Collection entries:
--*--

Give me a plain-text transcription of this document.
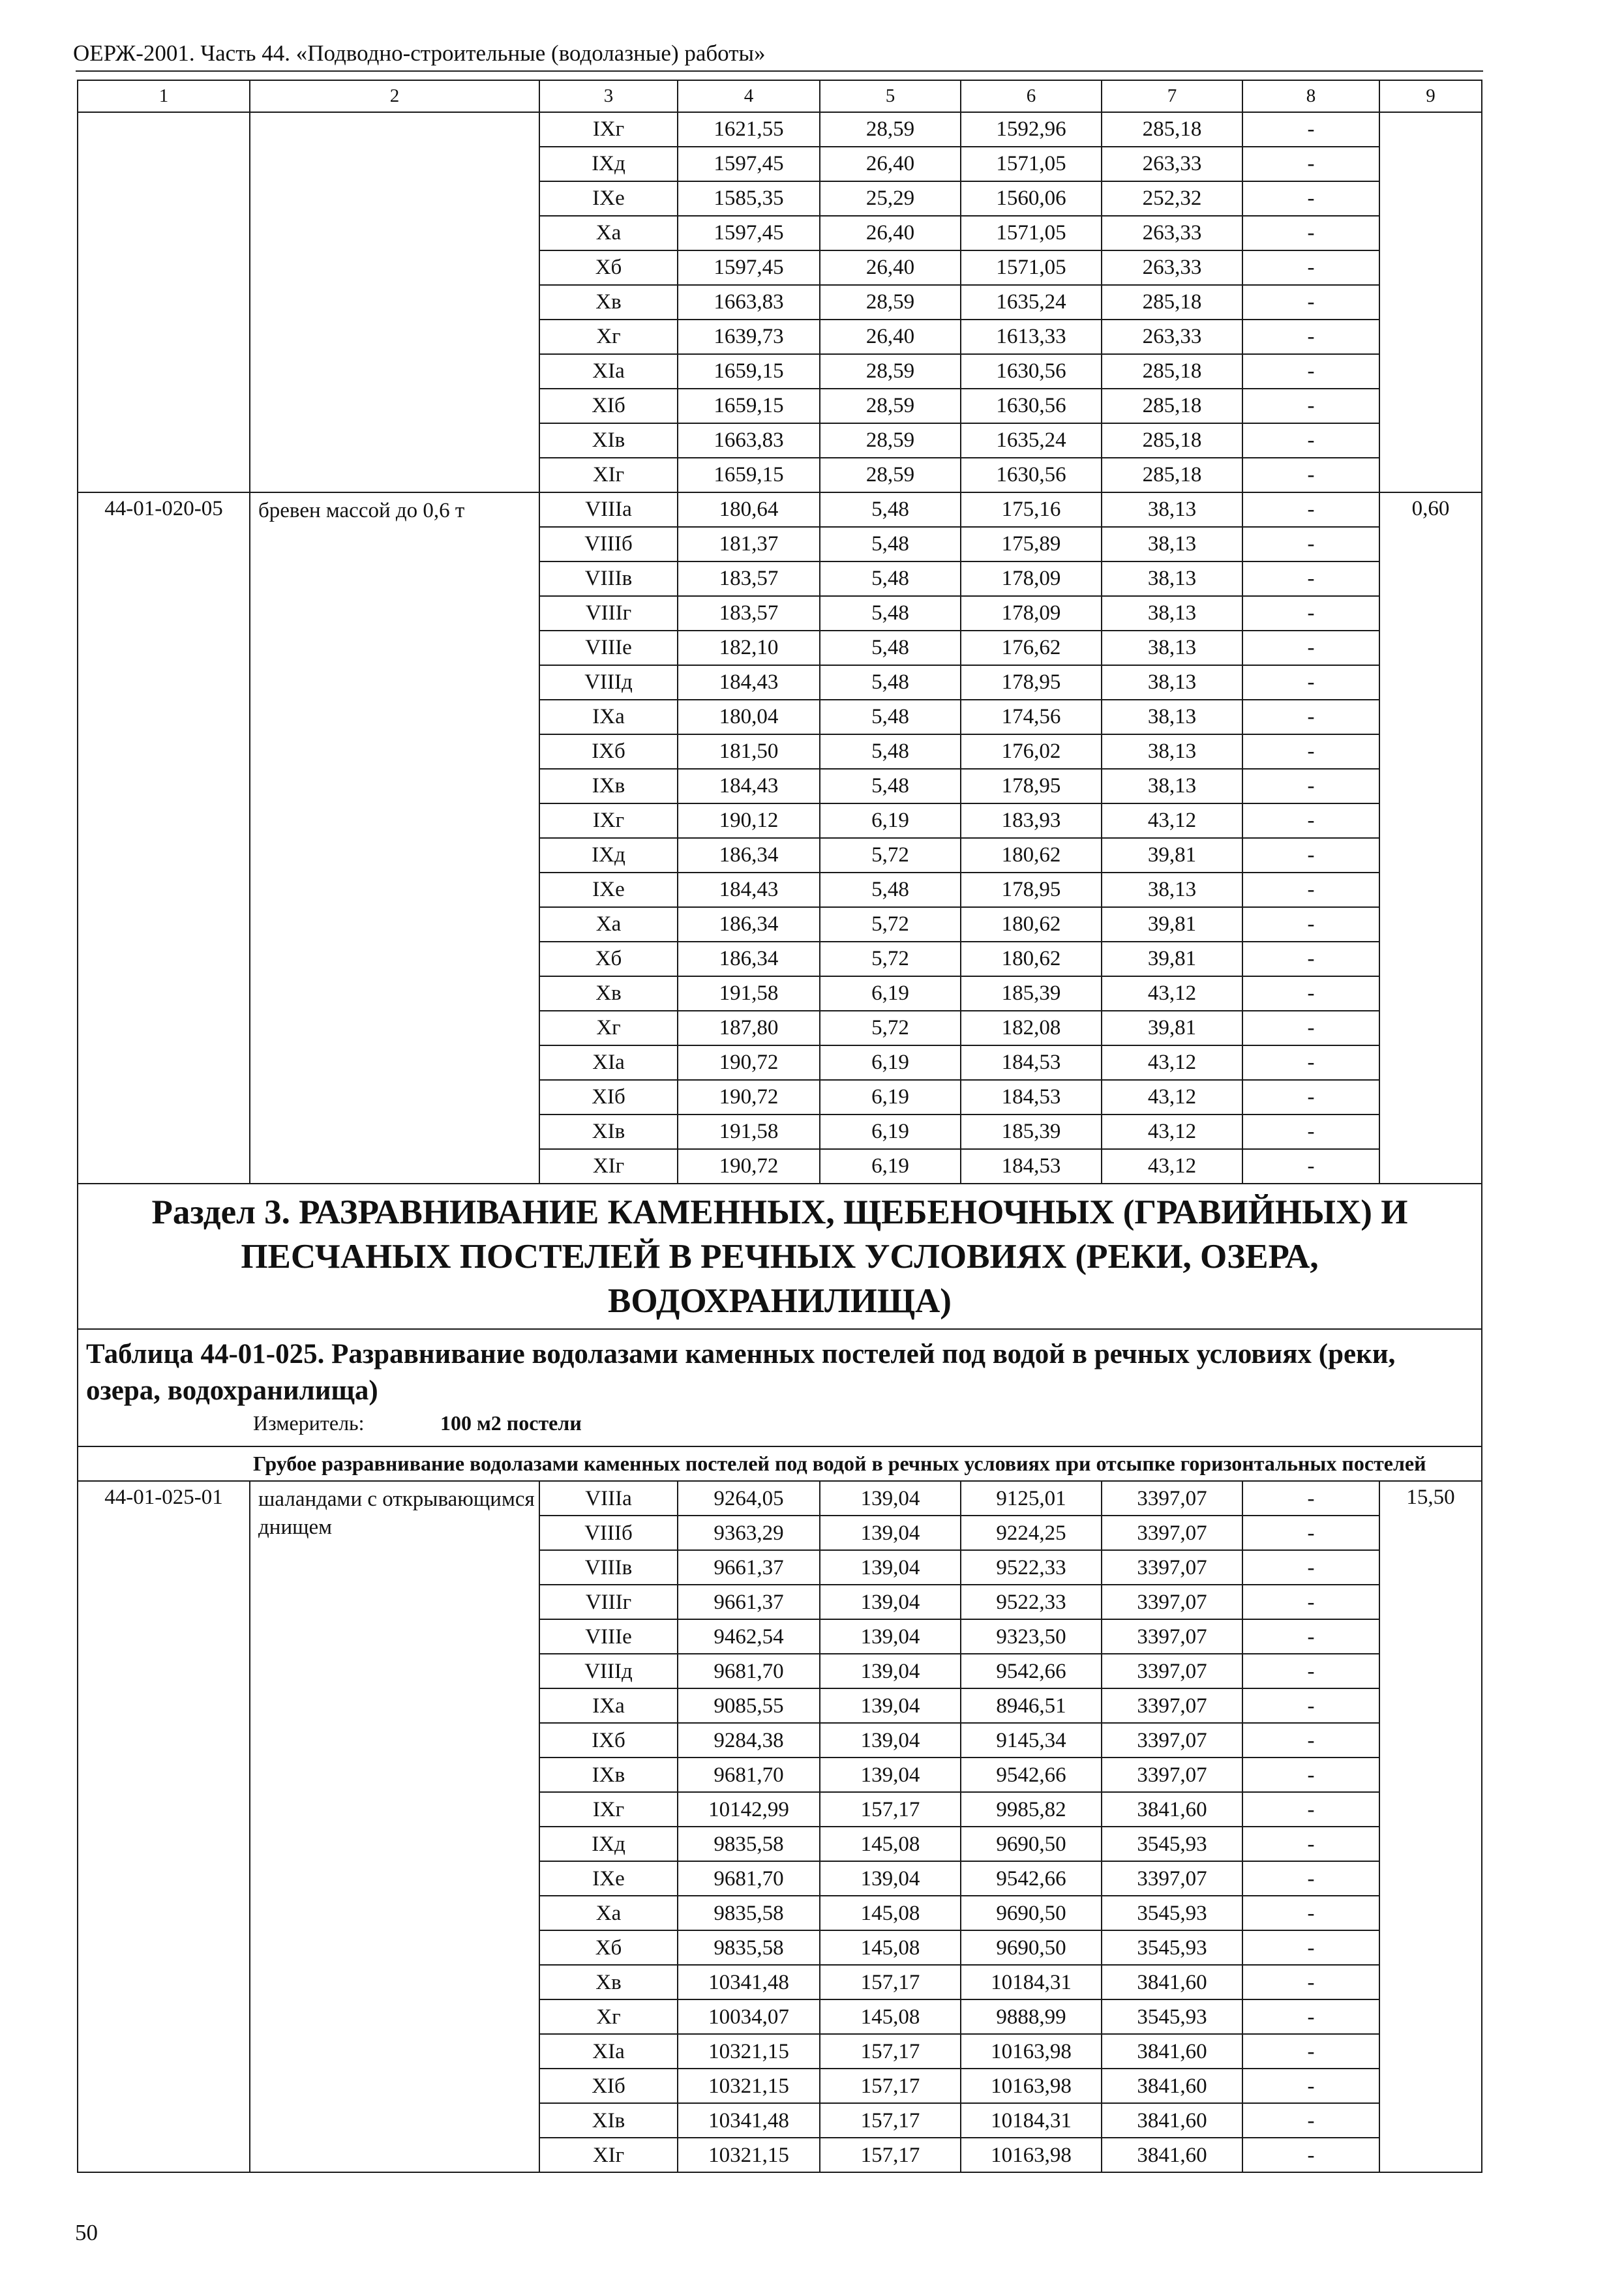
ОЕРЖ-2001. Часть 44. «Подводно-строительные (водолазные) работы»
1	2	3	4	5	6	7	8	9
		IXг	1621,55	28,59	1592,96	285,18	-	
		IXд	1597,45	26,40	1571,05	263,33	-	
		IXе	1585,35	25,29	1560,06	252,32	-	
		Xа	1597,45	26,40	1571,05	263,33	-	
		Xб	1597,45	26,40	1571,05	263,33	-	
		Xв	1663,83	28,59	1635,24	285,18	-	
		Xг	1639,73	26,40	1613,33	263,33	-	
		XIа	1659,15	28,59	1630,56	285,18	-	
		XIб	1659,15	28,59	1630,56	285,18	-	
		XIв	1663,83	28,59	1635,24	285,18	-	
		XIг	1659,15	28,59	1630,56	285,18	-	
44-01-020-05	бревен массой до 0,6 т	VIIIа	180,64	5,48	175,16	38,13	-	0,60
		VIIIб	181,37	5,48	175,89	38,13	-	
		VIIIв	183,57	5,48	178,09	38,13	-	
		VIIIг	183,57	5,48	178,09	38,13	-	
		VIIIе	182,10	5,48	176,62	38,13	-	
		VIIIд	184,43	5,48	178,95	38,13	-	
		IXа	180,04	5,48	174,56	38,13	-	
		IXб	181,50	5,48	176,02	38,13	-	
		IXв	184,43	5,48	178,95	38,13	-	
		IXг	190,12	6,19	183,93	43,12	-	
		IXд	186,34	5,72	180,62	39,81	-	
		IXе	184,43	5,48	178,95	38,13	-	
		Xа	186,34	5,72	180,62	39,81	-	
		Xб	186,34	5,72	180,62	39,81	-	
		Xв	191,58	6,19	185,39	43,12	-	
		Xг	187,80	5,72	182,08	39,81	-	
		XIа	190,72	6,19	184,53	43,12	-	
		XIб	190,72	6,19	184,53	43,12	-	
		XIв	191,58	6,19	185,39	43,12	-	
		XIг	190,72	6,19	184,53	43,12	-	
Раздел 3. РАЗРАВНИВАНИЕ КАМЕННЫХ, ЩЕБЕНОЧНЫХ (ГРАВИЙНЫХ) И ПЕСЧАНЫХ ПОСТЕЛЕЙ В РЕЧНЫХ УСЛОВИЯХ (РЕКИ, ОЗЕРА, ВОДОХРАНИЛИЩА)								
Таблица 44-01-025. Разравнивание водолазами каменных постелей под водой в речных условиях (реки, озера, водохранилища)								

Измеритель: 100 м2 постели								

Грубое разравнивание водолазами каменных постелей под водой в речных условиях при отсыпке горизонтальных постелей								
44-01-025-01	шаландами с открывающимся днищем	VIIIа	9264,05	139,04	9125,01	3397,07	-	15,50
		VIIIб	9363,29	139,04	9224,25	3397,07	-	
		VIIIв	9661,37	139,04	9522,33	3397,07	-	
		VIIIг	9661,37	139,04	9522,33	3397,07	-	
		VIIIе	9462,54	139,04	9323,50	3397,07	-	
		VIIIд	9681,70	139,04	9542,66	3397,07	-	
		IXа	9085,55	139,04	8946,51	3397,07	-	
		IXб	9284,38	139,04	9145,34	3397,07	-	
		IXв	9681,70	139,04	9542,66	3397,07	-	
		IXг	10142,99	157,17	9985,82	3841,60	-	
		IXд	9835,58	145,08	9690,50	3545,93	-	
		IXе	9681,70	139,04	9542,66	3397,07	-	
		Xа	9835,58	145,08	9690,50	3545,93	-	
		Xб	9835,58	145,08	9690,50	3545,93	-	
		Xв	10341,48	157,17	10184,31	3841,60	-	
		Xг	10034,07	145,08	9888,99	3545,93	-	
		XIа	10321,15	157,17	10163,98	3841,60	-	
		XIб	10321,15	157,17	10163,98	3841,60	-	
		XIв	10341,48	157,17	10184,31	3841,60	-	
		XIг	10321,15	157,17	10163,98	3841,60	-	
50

--*--

Can you restate all the records above word for word while dropping the pictures?

Give me a plain-text transcription of this document.
ОЕРЖ-2001. Часть 44. «Подводно-строительные (водолазные) работы»
1	2	3	4	5	6	7	8	9
		IXг	1621,55	28,59	1592,96	285,18	-	
		IXд	1597,45	26,40	1571,05	263,33	-	
		IXе	1585,35	25,29	1560,06	252,32	-	
		Xа	1597,45	26,40	1571,05	263,33	-	
		Xб	1597,45	26,40	1571,05	263,33	-	
		Xв	1663,83	28,59	1635,24	285,18	-	
		Xг	1639,73	26,40	1613,33	263,33	-	
		XIа	1659,15	28,59	1630,56	285,18	-	
		XIб	1659,15	28,59	1630,56	285,18	-	
		XIв	1663,83	28,59	1635,24	285,18	-	
		XIг	1659,15	28,59	1630,56	285,18	-	
44-01-020-05	бревен массой до 0,6 т	VIIIа	180,64	5,48	175,16	38,13	-	0,60
		VIIIб	181,37	5,48	175,89	38,13	-	
		VIIIв	183,57	5,48	178,09	38,13	-	
		VIIIг	183,57	5,48	178,09	38,13	-	
		VIIIе	182,10	5,48	176,62	38,13	-	
		VIIIд	184,43	5,48	178,95	38,13	-	
		IXа	180,04	5,48	174,56	38,13	-	
		IXб	181,50	5,48	176,02	38,13	-	
		IXв	184,43	5,48	178,95	38,13	-	
		IXг	190,12	6,19	183,93	43,12	-	
		IXд	186,34	5,72	180,62	39,81	-	
		IXе	184,43	5,48	178,95	38,13	-	
		Xа	186,34	5,72	180,62	39,81	-	
		Xб	186,34	5,72	180,62	39,81	-	
		Xв	191,58	6,19	185,39	43,12	-	
		Xг	187,80	5,72	182,08	39,81	-	
		XIа	190,72	6,19	184,53	43,12	-	
		XIб	190,72	6,19	184,53	43,12	-	
		XIв	191,58	6,19	185,39	43,12	-	
		XIг	190,72	6,19	184,53	43,12	-	
Раздел 3. РАЗРАВНИВАНИЕ КАМЕННЫХ, ЩЕБЕНОЧНЫХ (ГРАВИЙНЫХ) И ПЕСЧАНЫХ ПОСТЕЛЕЙ В РЕЧНЫХ УСЛОВИЯХ (РЕКИ, ОЗЕРА, ВОДОХРАНИЛИЩА)								
Таблица 44-01-025. Разравнивание водолазами каменных постелей под водой в речных условиях (реки, озера, водохранилища)								

Измеритель: 100 м2 постели								

Грубое разравнивание водолазами каменных постелей под водой в речных условиях при отсыпке горизонтальных постелей								
44-01-025-01	шаландами с открывающимся днищем	VIIIа	9264,05	139,04	9125,01	3397,07	-	15,50
		VIIIб	9363,29	139,04	9224,25	3397,07	-	
		VIIIв	9661,37	139,04	9522,33	3397,07	-	
		VIIIг	9661,37	139,04	9522,33	3397,07	-	
		VIIIе	9462,54	139,04	9323,50	3397,07	-	
		VIIIд	9681,70	139,04	9542,66	3397,07	-	
		IXа	9085,55	139,04	8946,51	3397,07	-	
		IXб	9284,38	139,04	9145,34	3397,07	-	
		IXв	9681,70	139,04	9542,66	3397,07	-	
		IXг	10142,99	157,17	9985,82	3841,60	-	
		IXд	9835,58	145,08	9690,50	3545,93	-	
		IXе	9681,70	139,04	9542,66	3397,07	-	
		Xа	9835,58	145,08	9690,50	3545,93	-	
		Xб	9835,58	145,08	9690,50	3545,93	-	
		Xв	10341,48	157,17	10184,31	3841,60	-	
		Xг	10034,07	145,08	9888,99	3545,93	-	
		XIа	10321,15	157,17	10163,98	3841,60	-	
		XIб	10321,15	157,17	10163,98	3841,60	-	
		XIв	10341,48	157,17	10184,31	3841,60	-	
		XIг	10321,15	157,17	10163,98	3841,60	-	
50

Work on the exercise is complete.